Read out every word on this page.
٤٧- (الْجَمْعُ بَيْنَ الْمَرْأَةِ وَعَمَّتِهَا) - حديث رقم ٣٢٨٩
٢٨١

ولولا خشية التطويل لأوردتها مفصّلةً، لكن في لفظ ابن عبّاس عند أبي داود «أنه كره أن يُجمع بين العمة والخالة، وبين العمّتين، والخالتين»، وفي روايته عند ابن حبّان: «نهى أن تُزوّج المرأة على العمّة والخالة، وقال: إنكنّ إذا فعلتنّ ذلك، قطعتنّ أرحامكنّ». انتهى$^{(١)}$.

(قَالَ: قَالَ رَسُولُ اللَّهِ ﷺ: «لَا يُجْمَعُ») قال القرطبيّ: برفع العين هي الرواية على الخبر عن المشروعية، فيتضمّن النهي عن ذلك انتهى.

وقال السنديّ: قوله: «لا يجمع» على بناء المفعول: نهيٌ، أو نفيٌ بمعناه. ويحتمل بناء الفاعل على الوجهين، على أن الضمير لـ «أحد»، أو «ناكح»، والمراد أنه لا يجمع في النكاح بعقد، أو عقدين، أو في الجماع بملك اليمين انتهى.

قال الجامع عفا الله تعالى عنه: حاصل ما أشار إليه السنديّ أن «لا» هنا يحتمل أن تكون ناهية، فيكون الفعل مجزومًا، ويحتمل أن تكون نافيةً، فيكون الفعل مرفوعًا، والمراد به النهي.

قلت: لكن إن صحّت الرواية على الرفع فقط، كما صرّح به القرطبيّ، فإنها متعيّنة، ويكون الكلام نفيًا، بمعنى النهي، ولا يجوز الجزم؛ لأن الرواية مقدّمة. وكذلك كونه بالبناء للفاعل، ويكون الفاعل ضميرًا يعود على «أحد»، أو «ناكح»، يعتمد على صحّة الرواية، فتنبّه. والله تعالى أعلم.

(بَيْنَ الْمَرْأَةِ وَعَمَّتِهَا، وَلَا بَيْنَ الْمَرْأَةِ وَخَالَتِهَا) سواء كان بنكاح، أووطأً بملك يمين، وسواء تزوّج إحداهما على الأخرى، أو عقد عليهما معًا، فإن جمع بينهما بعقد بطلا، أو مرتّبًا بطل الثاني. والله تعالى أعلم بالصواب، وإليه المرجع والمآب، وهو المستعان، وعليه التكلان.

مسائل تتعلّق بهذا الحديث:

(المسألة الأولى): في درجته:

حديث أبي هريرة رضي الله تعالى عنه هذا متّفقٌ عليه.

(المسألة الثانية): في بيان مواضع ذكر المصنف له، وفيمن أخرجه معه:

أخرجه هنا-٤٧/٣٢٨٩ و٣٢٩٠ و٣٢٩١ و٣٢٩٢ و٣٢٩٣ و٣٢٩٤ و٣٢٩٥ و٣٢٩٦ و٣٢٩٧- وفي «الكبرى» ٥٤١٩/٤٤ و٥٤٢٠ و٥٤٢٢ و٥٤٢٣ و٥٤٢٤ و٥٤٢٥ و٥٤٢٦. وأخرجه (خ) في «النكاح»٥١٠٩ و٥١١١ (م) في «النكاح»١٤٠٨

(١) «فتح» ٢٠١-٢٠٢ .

Requirement.
Only lines that contain the word "أخرجه" are wanted; copy each of them.

Result of this task.
(المسألة الثانية): في بيان مواضع ذكر المصنف له، وفيمن أخرجه معه:
أخرجه هنا-٤٧/٣٢٨٩ و٣٢٩٠ و٣٢٩١ و٣٢٩٢ و٣٢٩٣ و٣٢٩٤ و٣٢٩٥ و٣٢٩٦ و٣٢٩٧- وفي «الكبرى» ٥٤١٩/٤٤ و٥٤٢٠ و٥٤٢٢ و٥٤٢٣ و٥٤٢٤ و٥٤٢٥ و٥٤٢٦. وأخرجه (خ) في «النكاح»٥١٠٩ و٥١١١ (م) في «النكاح»١٤٠٨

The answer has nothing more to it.